**Objective:**
Select every line holding the word "JSON" and copy it.

**Available records:**
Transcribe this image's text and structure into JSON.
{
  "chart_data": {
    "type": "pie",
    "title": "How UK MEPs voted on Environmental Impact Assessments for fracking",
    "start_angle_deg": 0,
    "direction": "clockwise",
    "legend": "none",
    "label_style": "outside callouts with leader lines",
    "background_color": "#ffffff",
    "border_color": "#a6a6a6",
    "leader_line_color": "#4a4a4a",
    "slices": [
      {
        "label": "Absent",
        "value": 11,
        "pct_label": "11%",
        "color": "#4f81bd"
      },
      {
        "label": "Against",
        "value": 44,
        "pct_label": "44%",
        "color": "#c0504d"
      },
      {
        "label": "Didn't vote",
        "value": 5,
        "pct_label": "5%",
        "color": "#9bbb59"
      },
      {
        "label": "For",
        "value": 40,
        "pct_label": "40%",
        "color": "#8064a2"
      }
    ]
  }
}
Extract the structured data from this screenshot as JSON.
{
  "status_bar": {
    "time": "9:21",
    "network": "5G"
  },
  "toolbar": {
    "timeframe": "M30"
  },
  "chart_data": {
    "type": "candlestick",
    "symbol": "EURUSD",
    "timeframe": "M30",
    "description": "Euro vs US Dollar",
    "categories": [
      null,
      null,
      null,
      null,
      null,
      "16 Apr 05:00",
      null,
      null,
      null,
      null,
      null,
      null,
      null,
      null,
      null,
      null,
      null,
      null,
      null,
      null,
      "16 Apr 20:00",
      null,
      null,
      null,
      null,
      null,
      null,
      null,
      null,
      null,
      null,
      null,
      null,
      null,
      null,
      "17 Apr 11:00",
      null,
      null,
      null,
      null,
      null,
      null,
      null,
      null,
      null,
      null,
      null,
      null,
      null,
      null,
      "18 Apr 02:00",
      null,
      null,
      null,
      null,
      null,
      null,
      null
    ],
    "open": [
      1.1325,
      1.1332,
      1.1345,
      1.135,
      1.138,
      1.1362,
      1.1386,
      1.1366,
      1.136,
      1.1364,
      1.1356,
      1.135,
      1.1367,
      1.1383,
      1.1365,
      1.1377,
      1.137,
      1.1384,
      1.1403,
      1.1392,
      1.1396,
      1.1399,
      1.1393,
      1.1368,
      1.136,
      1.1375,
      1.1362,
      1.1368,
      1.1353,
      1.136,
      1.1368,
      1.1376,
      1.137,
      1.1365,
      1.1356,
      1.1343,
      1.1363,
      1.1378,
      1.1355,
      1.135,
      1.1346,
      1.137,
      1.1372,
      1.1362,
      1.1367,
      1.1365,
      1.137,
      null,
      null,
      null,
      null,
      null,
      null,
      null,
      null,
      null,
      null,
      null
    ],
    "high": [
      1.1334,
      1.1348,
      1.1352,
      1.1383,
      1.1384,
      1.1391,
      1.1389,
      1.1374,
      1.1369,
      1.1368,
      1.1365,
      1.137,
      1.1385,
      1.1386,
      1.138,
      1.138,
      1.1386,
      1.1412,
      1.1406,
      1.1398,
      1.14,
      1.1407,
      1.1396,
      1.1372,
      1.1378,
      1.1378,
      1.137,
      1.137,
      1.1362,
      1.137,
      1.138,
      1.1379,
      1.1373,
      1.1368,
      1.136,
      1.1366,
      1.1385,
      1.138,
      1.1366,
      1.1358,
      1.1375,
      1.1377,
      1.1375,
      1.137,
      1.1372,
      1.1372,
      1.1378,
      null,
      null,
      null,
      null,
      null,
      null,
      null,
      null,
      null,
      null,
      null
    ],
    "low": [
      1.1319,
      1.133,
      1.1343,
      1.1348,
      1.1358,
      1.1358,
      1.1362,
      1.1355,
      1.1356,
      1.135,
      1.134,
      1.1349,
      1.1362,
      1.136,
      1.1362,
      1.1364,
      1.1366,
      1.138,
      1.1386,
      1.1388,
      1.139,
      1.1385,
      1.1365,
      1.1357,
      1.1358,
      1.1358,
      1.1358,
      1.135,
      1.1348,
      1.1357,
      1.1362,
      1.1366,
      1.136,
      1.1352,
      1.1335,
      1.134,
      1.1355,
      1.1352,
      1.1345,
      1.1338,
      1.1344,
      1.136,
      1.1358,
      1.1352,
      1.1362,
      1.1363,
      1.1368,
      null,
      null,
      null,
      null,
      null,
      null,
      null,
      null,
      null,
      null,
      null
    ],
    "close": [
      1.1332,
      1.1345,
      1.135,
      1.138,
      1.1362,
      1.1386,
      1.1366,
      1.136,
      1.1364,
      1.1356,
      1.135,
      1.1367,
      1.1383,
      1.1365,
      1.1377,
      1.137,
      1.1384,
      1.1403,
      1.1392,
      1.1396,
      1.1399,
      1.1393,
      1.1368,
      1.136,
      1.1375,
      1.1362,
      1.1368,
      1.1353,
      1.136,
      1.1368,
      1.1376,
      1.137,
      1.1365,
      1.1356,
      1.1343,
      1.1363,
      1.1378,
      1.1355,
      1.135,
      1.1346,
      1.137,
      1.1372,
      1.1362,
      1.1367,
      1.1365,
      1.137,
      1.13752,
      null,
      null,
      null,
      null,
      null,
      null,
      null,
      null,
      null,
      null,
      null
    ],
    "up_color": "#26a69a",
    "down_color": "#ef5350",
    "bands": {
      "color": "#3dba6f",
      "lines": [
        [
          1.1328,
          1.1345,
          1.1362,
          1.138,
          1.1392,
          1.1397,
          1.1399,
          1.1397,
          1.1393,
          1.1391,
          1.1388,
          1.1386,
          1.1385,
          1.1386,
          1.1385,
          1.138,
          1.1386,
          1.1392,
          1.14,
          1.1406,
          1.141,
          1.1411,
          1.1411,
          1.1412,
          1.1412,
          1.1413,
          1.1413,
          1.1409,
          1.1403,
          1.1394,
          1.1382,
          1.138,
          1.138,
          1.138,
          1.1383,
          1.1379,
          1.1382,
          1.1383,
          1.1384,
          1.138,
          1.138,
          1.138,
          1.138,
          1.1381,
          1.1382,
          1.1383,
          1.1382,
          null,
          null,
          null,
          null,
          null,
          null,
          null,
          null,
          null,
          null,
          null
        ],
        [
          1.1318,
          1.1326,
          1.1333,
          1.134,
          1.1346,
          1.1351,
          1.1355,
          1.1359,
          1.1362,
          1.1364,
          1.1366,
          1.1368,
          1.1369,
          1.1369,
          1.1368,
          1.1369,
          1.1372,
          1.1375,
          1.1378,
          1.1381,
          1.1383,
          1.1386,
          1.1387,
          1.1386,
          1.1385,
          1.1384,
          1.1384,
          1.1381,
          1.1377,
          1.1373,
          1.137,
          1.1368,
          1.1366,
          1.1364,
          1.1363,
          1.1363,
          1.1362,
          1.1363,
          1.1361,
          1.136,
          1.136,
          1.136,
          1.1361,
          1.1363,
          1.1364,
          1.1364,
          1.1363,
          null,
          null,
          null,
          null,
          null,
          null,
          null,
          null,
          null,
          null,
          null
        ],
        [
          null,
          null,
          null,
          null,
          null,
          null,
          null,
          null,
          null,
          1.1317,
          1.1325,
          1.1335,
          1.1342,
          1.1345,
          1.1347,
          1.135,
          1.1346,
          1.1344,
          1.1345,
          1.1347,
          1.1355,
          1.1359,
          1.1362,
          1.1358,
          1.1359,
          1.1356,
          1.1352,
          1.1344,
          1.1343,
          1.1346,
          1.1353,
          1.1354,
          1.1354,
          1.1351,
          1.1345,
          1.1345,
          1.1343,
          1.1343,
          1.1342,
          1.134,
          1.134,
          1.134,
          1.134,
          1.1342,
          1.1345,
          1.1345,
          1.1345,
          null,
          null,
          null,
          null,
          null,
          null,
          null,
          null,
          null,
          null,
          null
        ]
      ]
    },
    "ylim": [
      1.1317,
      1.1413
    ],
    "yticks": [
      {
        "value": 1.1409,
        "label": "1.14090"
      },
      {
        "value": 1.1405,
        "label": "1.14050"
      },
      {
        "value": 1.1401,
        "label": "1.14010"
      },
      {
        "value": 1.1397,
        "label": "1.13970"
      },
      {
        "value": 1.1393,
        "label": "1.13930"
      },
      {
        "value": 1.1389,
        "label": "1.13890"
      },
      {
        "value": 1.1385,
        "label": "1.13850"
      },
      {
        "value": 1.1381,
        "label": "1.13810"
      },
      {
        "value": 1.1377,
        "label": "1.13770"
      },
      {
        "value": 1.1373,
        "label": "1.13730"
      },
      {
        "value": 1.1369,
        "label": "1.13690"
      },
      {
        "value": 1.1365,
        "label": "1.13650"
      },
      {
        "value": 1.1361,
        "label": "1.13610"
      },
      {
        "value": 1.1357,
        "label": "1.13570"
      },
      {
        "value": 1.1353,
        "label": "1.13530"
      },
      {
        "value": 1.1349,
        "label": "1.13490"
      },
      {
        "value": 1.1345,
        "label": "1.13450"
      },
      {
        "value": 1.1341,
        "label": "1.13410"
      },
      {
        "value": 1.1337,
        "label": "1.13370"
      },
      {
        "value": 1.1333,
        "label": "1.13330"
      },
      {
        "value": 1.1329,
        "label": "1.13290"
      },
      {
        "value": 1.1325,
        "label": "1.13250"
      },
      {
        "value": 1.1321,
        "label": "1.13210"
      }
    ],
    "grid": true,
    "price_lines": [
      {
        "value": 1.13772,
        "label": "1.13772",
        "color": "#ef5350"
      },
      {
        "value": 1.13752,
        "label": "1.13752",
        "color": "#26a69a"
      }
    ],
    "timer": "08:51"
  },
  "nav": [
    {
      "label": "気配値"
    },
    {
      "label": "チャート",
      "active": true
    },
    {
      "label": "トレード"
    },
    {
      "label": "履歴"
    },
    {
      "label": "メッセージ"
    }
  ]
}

**Result below:**
Transcribe this image's text and structure into JSON.
Extract the structured data from this screenshot as JSON.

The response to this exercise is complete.